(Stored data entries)
— BEGIN —
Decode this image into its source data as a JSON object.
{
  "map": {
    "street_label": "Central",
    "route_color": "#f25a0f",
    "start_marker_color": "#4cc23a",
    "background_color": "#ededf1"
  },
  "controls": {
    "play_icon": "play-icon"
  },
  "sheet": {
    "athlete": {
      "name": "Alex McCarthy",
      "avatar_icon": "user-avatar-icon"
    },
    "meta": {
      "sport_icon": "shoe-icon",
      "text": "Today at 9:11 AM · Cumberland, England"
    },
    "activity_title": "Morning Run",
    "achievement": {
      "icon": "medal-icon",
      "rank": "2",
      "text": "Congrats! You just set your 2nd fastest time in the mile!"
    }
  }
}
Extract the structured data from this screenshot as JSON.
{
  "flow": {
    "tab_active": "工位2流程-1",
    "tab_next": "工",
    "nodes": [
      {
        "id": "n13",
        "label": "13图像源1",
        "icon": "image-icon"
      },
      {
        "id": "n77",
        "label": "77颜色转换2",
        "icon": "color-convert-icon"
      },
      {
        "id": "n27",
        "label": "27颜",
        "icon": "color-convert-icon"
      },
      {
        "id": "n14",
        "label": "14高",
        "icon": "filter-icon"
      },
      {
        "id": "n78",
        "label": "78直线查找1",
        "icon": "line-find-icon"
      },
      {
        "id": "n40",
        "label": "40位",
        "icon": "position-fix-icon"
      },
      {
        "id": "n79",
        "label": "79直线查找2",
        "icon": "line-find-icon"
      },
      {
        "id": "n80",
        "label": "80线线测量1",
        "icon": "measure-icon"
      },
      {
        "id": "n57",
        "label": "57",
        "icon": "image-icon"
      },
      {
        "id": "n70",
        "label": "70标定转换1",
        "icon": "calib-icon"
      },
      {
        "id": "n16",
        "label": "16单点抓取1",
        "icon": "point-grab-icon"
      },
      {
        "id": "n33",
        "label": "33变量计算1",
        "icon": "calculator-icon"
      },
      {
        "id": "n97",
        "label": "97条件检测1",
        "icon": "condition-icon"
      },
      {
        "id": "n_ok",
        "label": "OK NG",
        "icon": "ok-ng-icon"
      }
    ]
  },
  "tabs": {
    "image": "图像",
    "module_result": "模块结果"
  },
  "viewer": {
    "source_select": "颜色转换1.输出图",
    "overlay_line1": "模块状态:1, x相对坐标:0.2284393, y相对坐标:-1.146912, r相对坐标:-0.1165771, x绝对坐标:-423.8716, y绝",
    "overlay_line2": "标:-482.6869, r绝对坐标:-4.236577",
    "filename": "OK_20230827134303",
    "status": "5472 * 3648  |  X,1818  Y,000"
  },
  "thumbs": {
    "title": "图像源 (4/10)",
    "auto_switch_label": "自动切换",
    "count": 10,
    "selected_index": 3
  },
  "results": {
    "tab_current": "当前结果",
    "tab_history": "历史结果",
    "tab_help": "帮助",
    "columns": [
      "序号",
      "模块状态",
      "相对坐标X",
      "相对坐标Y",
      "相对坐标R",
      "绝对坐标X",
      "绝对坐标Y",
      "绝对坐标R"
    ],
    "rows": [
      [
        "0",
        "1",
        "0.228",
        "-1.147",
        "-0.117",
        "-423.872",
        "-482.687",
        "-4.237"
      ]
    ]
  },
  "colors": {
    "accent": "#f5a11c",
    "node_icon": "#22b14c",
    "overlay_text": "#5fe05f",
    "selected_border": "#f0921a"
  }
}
— END —
Tell how many lines of the data above hold the string "this". Give only the number.

▶ **RESULT**
2